• _DIRECTIONS_
Write the listing below out again exactly, dropping the images.

• _RECORDS PROVIDED_
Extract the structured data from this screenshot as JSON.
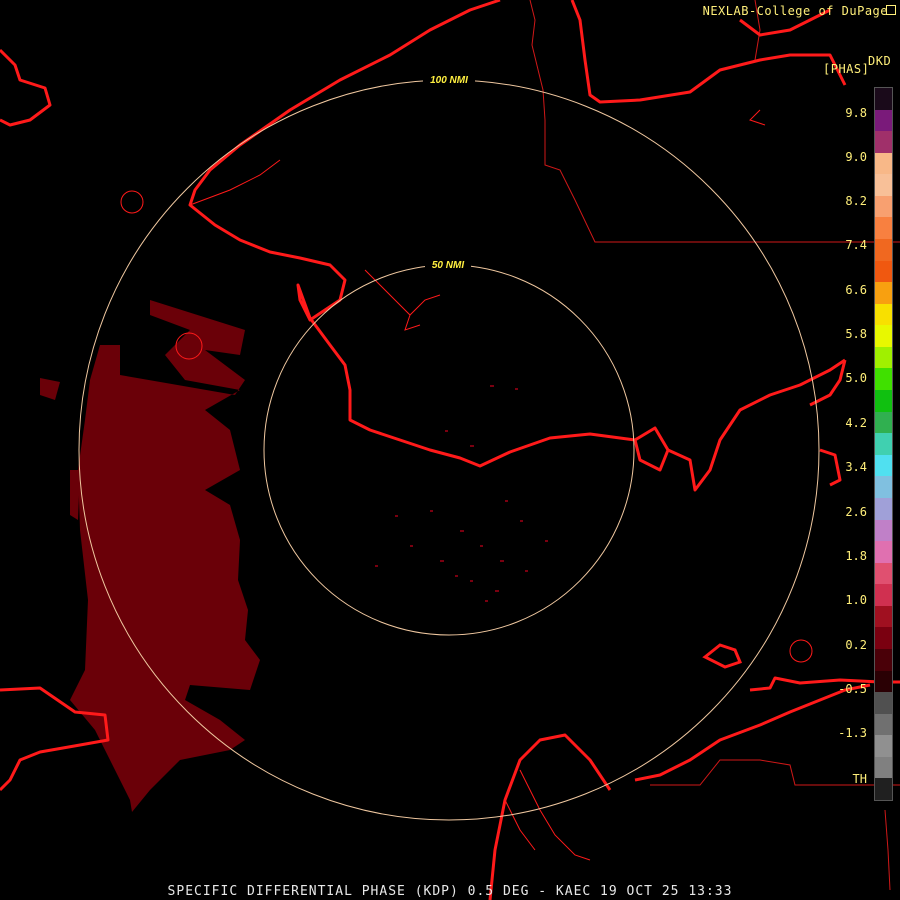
{
  "credit": "NEXLAB-College of DuPage",
  "legend": {
    "product_code": "DKD",
    "units": "[PHAS]",
    "tick_labels": [
      "9.8",
      "9.0",
      "8.2",
      "7.4",
      "6.6",
      "5.8",
      "5.0",
      "4.2",
      "3.4",
      "2.6",
      "1.8",
      "1.0",
      "0.2",
      "-0.5",
      "-1.3",
      "TH"
    ],
    "colors": [
      "#1a0a1a",
      "#7a1a7a",
      "#a0306a",
      "#f8b888",
      "#f8c098",
      "#f8a070",
      "#f88040",
      "#f06820",
      "#f05810",
      "#f8a010",
      "#f8e000",
      "#e8f800",
      "#a0f000",
      "#40e000",
      "#10c010",
      "#30b050",
      "#40d0b0",
      "#50e0f0",
      "#80c0e0",
      "#a0a0d8",
      "#c080c8",
      "#e070b0",
      "#e05070",
      "#d03050",
      "#a01020",
      "#7a0010",
      "#4a0008",
      "#2a0004",
      "#505050",
      "#707070",
      "#909090",
      "#808080",
      "#202020"
    ]
  },
  "range_rings": [
    {
      "label": "100 NMI"
    },
    {
      "label": "50 NMI"
    }
  ],
  "footer": "SPECIFIC DIFFERENTIAL PHASE (KDP) 0.5 DEG - KAEC 19 OCT 25 13:33",
  "colors": {
    "coastline": "#ff1a1a",
    "borders": "#d01818",
    "rings": "#f0c8a0",
    "echo": "#6a0008",
    "text": "#ffef7a"
  }
}
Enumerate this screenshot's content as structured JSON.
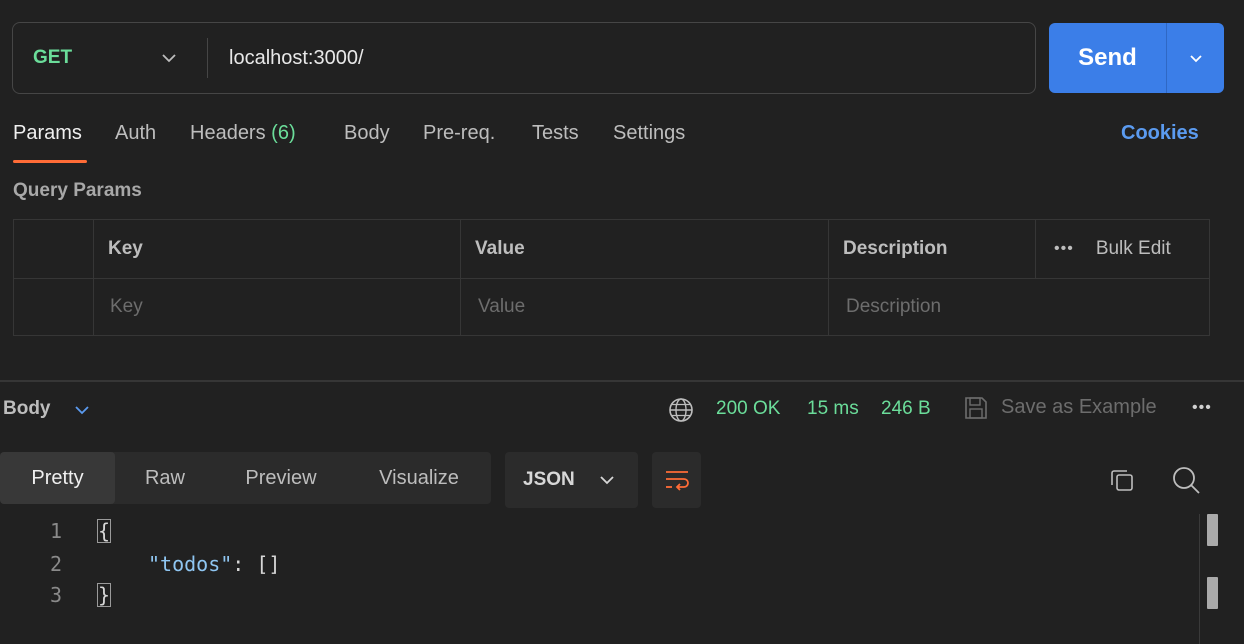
{
  "request": {
    "method": "GET",
    "url": "localhost:3000/",
    "send_label": "Send"
  },
  "tabs": {
    "params": "Params",
    "auth": "Auth",
    "headers": "Headers",
    "headers_count": "(6)",
    "body": "Body",
    "prereq": "Pre-req.",
    "tests": "Tests",
    "settings": "Settings",
    "cookies": "Cookies"
  },
  "query_params": {
    "title": "Query Params",
    "headers": [
      "Key",
      "Value",
      "Description"
    ],
    "bulk_edit": "Bulk Edit",
    "placeholders": {
      "key": "Key",
      "value": "Value",
      "description": "Description"
    }
  },
  "response": {
    "body_label": "Body",
    "status": "200 OK",
    "time": "15 ms",
    "size": "246 B",
    "save_example": "Save as Example",
    "view_tabs": [
      "Pretty",
      "Raw",
      "Preview",
      "Visualize"
    ],
    "format": "JSON",
    "code_lines": [
      {
        "num": "1",
        "text": "{"
      },
      {
        "num": "2",
        "key": "\"todos\"",
        "rest": ": []"
      },
      {
        "num": "3",
        "text": "}"
      }
    ]
  },
  "colors": {
    "method_green": "#6bdd9a",
    "send_blue": "#3b7ee8",
    "tab_accent": "#ff6c37",
    "link_blue": "#5b9bf0",
    "json_key": "#8fc6f2"
  },
  "icons": [
    "chevron-down-icon",
    "globe-icon",
    "save-icon",
    "more-icon",
    "wrap-icon",
    "copy-icon",
    "search-icon"
  ]
}
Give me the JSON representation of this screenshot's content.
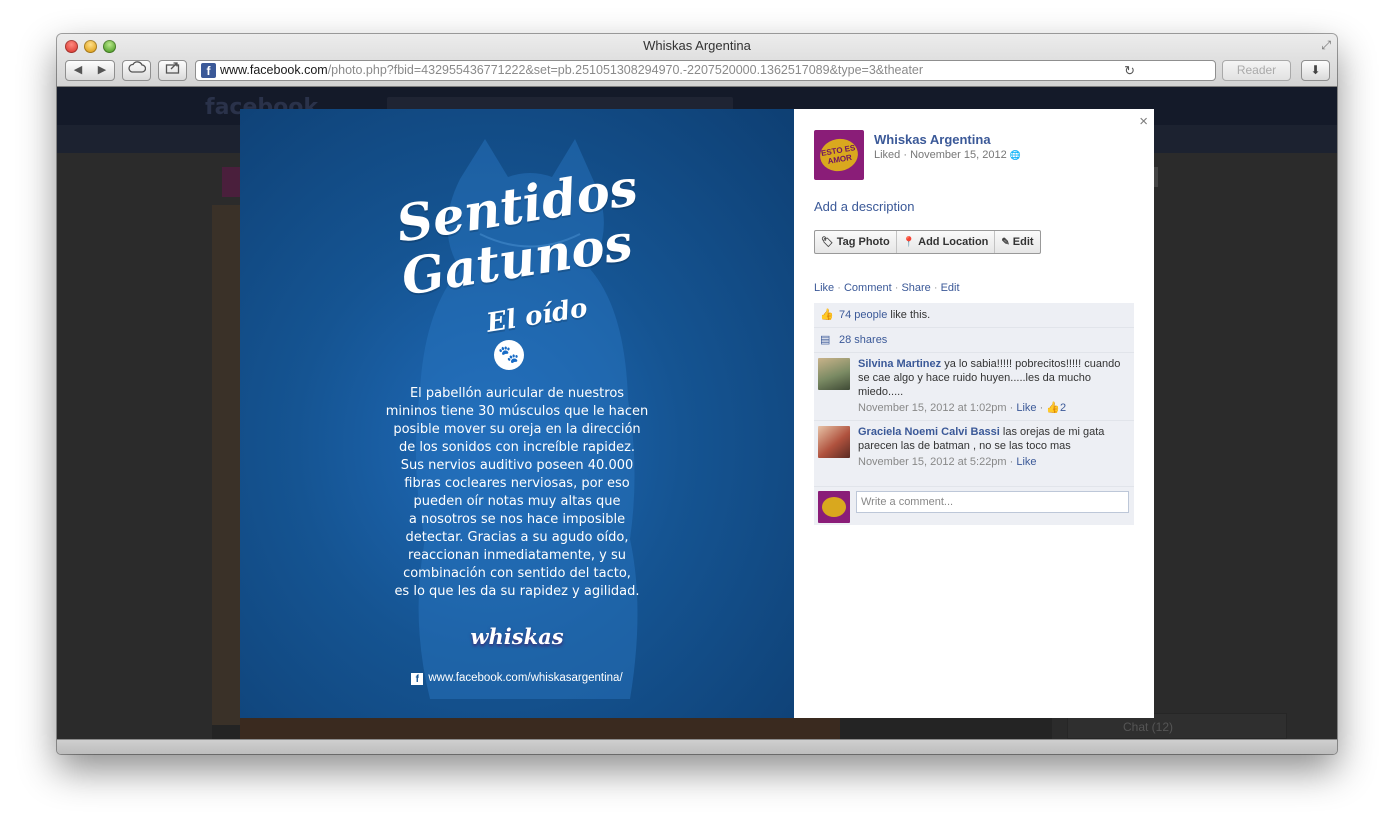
{
  "browser": {
    "window_title": "Whiskas Argentina",
    "url_host": "www.facebook.com",
    "url_path": "/photo.php?fbid=432955436771222&set=pb.251051308294970.-2207520000.1362517089&type=3&theater",
    "reader_label": "Reader",
    "back_glyph": "◀",
    "forward_glyph": "▶",
    "reload_glyph": "↻",
    "download_glyph": "⬇",
    "fullscreen_glyph": "⤢",
    "favicon_letter": "f"
  },
  "background": {
    "fb_logo": "facebook",
    "chat_label": "Chat (12)"
  },
  "photo": {
    "title_line1": "Sentidos",
    "title_line2": "Gatunos",
    "title_line3": "El oído",
    "paw_glyph": "🐾",
    "body_lines": [
      "El pabellón auricular de nuestros",
      "mininos tiene 30 músculos que le hacen",
      "posible mover su oreja en la dirección",
      "de los sonidos con increíble rapidez.",
      "Sus nervios auditivo poseen 40.000",
      "fibras cocleares nerviosas, por eso",
      "pueden oír notas muy altas que",
      "a nosotros se nos hace imposible",
      "detectar. Gracias a su agudo oído,",
      "reaccionan inmediatamente, y su",
      "combinación con sentido del tacto,",
      "es lo que les da su rapidez y agilidad."
    ],
    "brand": "whiskas",
    "url": "www.facebook.com/whiskasargentina/"
  },
  "sidebar": {
    "close_glyph": "×",
    "page_name": "Whiskas Argentina",
    "avatar_text": "ESTO ES AMOR",
    "meta": "Liked · November 15, 2012",
    "meta_icon": "🌐",
    "add_description": "Add a description",
    "buttons": [
      {
        "label": "Tag Photo",
        "icon": "tag-icon",
        "glyph": "🏷"
      },
      {
        "label": "Add Location",
        "icon": "map-pin-icon",
        "glyph": "📍"
      },
      {
        "label": "Edit",
        "icon": "pencil-icon",
        "glyph": "✎"
      }
    ],
    "actions": {
      "like": "Like",
      "comment": "Comment",
      "share": "Share",
      "edit": "Edit"
    },
    "likes": {
      "count_link": "74 people",
      "suffix": " like this.",
      "glyph": "👍"
    },
    "shares": {
      "label": "28 shares",
      "glyph": "▤"
    },
    "comments": [
      {
        "author": "Silvina Martinez",
        "text": "ya lo sabia!!!!! pobrecitos!!!!! cuando se cae algo y hace ruido huyen.....les da mucho miedo.....",
        "time": "November 15, 2012 at 1:02pm",
        "like": "Like",
        "likes_count": "2",
        "avatar_color": "#7a8a63"
      },
      {
        "author": "Graciela Noemi Calvi Bassi",
        "text": "las orejas de mi gata parecen las de batman , no se las toco mas",
        "time": "November 15, 2012 at 5:22pm",
        "like": "Like",
        "avatar_color": "#b0523e"
      }
    ],
    "write_placeholder": "Write a comment..."
  },
  "colors": {
    "fb_blue": "#3b5998",
    "photo_blue": "#155492",
    "whiskas_purple": "#8a1d78"
  }
}
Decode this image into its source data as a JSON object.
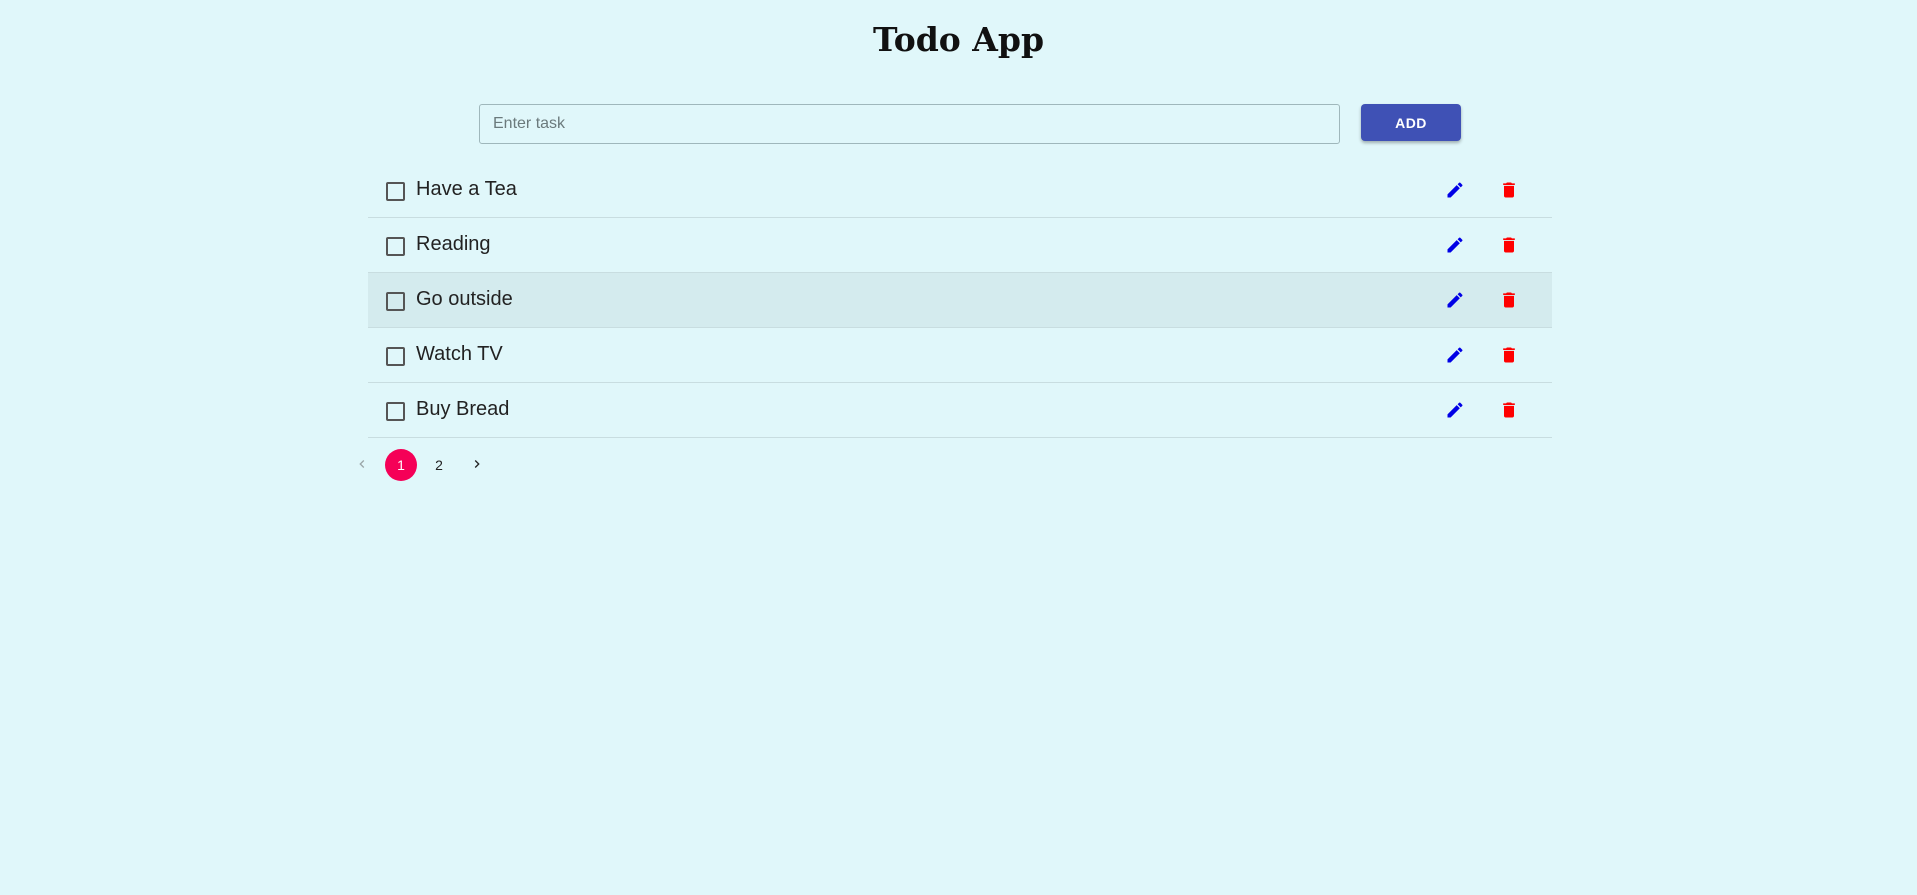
{
  "app": {
    "title": "Todo App"
  },
  "input": {
    "placeholder": "Enter task",
    "value": ""
  },
  "add_button": {
    "label": "ADD"
  },
  "tasks": [
    {
      "label": "Have a Tea",
      "checked": false
    },
    {
      "label": "Reading",
      "checked": false
    },
    {
      "label": "Go outside",
      "checked": false
    },
    {
      "label": "Watch TV",
      "checked": false
    },
    {
      "label": "Buy Bread",
      "checked": false
    }
  ],
  "task_icons": {
    "edit": "pencil-icon",
    "delete": "trash-icon"
  },
  "pagination": {
    "pages": [
      "1",
      "2"
    ],
    "current_page": "1",
    "prev_icon": "chevron-left-icon",
    "next_icon": "chevron-right-icon"
  },
  "colors": {
    "background": "#e0f7fa",
    "add_button": "#3f51b5",
    "edit_icon": "#0000e6",
    "delete_icon": "#ff0000",
    "current_page": "#f50057",
    "hover_row": "#d4ebee"
  }
}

• _CORRECT RESPONSE_
Extract the structured data from this screenshot as JSON.
{
  "credit": "NEXLAB-College of DuPage",
  "legend": {
    "product_code": "DKD",
    "units": "[PHAS]",
    "tick_labels": [
      "9.8",
      "9.0",
      "8.2",
      "7.4",
      "6.6",
      "5.8",
      "5.0",
      "4.2",
      "3.4",
      "2.6",
      "1.8",
      "1.0",
      "0.2",
      "-0.5",
      "-1.3",
      "TH"
    ],
    "colors": [
      "#1a0a1a",
      "#7a1a7a",
      "#a0306a",
      "#f8b888",
      "#f8c098",
      "#f8a070",
      "#f88040",
      "#f06820",
      "#f05810",
      "#f8a010",
      "#f8e000",
      "#e8f800",
      "#a0f000",
      "#40e000",
      "#10c010",
      "#30b050",
      "#40d0b0",
      "#50e0f0",
      "#80c0e0",
      "#a0a0d8",
      "#c080c8",
      "#e070b0",
      "#e05070",
      "#d03050",
      "#a01020",
      "#7a0010",
      "#4a0008",
      "#2a0004",
      "#505050",
      "#707070",
      "#909090",
      "#808080",
      "#202020"
    ]
  },
  "range_rings": [
    {
      "label": "100 NMI"
    },
    {
      "label": "50 NMI"
    }
  ],
  "footer": "SPECIFIC DIFFERENTIAL PHASE (KDP) 0.5 DEG - KAEC 19 OCT 25 13:33",
  "colors": {
    "coastline": "#ff1a1a",
    "borders": "#d01818",
    "rings": "#f0c8a0",
    "echo": "#6a0008",
    "text": "#ffef7a"
  }
}
Enumerate this screenshot's content as structured JSON.
{
  "request": {
    "method": "GET",
    "url": "localhost:3000/",
    "send_label": "Send"
  },
  "tabs": {
    "params": "Params",
    "auth": "Auth",
    "headers": "Headers",
    "headers_count": "(6)",
    "body": "Body",
    "prereq": "Pre-req.",
    "tests": "Tests",
    "settings": "Settings",
    "cookies": "Cookies"
  },
  "query_params": {
    "title": "Query Params",
    "headers": [
      "Key",
      "Value",
      "Description"
    ],
    "bulk_edit": "Bulk Edit",
    "placeholders": {
      "key": "Key",
      "value": "Value",
      "description": "Description"
    }
  },
  "response": {
    "body_label": "Body",
    "status": "200 OK",
    "time": "15 ms",
    "size": "246 B",
    "save_example": "Save as Example",
    "view_tabs": [
      "Pretty",
      "Raw",
      "Preview",
      "Visualize"
    ],
    "format": "JSON",
    "code_lines": [
      {
        "num": "1",
        "text": "{"
      },
      {
        "num": "2",
        "key": "\"todos\"",
        "rest": ": []"
      },
      {
        "num": "3",
        "text": "}"
      }
    ]
  },
  "colors": {
    "method_green": "#6bdd9a",
    "send_blue": "#3b7ee8",
    "tab_accent": "#ff6c37",
    "link_blue": "#5b9bf0",
    "json_key": "#8fc6f2"
  },
  "icons": [
    "chevron-down-icon",
    "globe-icon",
    "save-icon",
    "more-icon",
    "wrap-icon",
    "copy-icon",
    "search-icon"
  ]
}
Give me the JSON representation of this screenshot's content.
{
  "browser": {
    "window_title": "Whiskas Argentina",
    "url_host": "www.facebook.com",
    "url_path": "/photo.php?fbid=432955436771222&set=pb.251051308294970.-2207520000.1362517089&type=3&theater",
    "reader_label": "Reader",
    "back_glyph": "◀",
    "forward_glyph": "▶",
    "reload_glyph": "↻",
    "download_glyph": "⬇",
    "fullscreen_glyph": "⤢",
    "favicon_letter": "f"
  },
  "background": {
    "fb_logo": "facebook",
    "chat_label": "Chat (12)"
  },
  "photo": {
    "title_line1": "Sentidos",
    "title_line2": "Gatunos",
    "title_line3": "El oído",
    "paw_glyph": "🐾",
    "body_lines": [
      "El pabellón auricular de nuestros",
      "mininos tiene 30 músculos que le hacen",
      "posible mover su oreja en la dirección",
      "de los sonidos con increíble rapidez.",
      "Sus nervios auditivo poseen 40.000",
      "fibras cocleares nerviosas, por eso",
      "pueden oír notas muy altas que",
      "a nosotros se nos hace imposible",
      "detectar. Gracias a su agudo oído,",
      "reaccionan inmediatamente, y su",
      "combinación con sentido del tacto,",
      "es lo que les da su rapidez y agilidad."
    ],
    "brand": "whiskas",
    "url": "www.facebook.com/whiskasargentina/"
  },
  "sidebar": {
    "close_glyph": "×",
    "page_name": "Whiskas Argentina",
    "avatar_text": "ESTO ES AMOR",
    "meta": "Liked · November 15, 2012",
    "meta_icon": "🌐",
    "add_description": "Add a description",
    "buttons": [
      {
        "label": "Tag Photo",
        "icon": "tag-icon",
        "glyph": "🏷"
      },
      {
        "label": "Add Location",
        "icon": "map-pin-icon",
        "glyph": "📍"
      },
      {
        "label": "Edit",
        "icon": "pencil-icon",
        "glyph": "✎"
      }
    ],
    "actions": {
      "like": "Like",
      "comment": "Comment",
      "share": "Share",
      "edit": "Edit"
    },
    "likes": {
      "count_link": "74 people",
      "suffix": " like this.",
      "glyph": "👍"
    },
    "shares": {
      "label": "28 shares",
      "glyph": "▤"
    },
    "comments": [
      {
        "author": "Silvina Martinez",
        "text": "ya lo sabia!!!!! pobrecitos!!!!! cuando se cae algo y hace ruido huyen.....les da mucho miedo.....",
        "time": "November 15, 2012 at 1:02pm",
        "like": "Like",
        "likes_count": "2",
        "avatar_color": "#7a8a63"
      },
      {
        "author": "Graciela Noemi Calvi Bassi",
        "text": "las orejas de mi gata parecen las de batman , no se las toco mas",
        "time": "November 15, 2012 at 5:22pm",
        "like": "Like",
        "avatar_color": "#b0523e"
      }
    ],
    "write_placeholder": "Write a comment..."
  },
  "colors": {
    "fb_blue": "#3b5998",
    "photo_blue": "#155492",
    "whiskas_purple": "#8a1d78"
  }
}
Decode this image into its source data as a JSON object.
{
  "app": {
    "title": "Todo App"
  },
  "input": {
    "placeholder": "Enter task",
    "value": ""
  },
  "add_button": {
    "label": "ADD"
  },
  "tasks": [
    {
      "label": "Have a Tea",
      "checked": false
    },
    {
      "label": "Reading",
      "checked": false
    },
    {
      "label": "Go outside",
      "checked": false
    },
    {
      "label": "Watch TV",
      "checked": false
    },
    {
      "label": "Buy Bread",
      "checked": false
    }
  ],
  "task_icons": {
    "edit": "pencil-icon",
    "delete": "trash-icon"
  },
  "pagination": {
    "pages": [
      "1",
      "2"
    ],
    "current_page": "1",
    "prev_icon": "chevron-left-icon",
    "next_icon": "chevron-right-icon"
  },
  "colors": {
    "background": "#e0f7fa",
    "add_button": "#3f51b5",
    "edit_icon": "#0000e6",
    "delete_icon": "#ff0000",
    "current_page": "#f50057",
    "hover_row": "#d4ebee"
  }
}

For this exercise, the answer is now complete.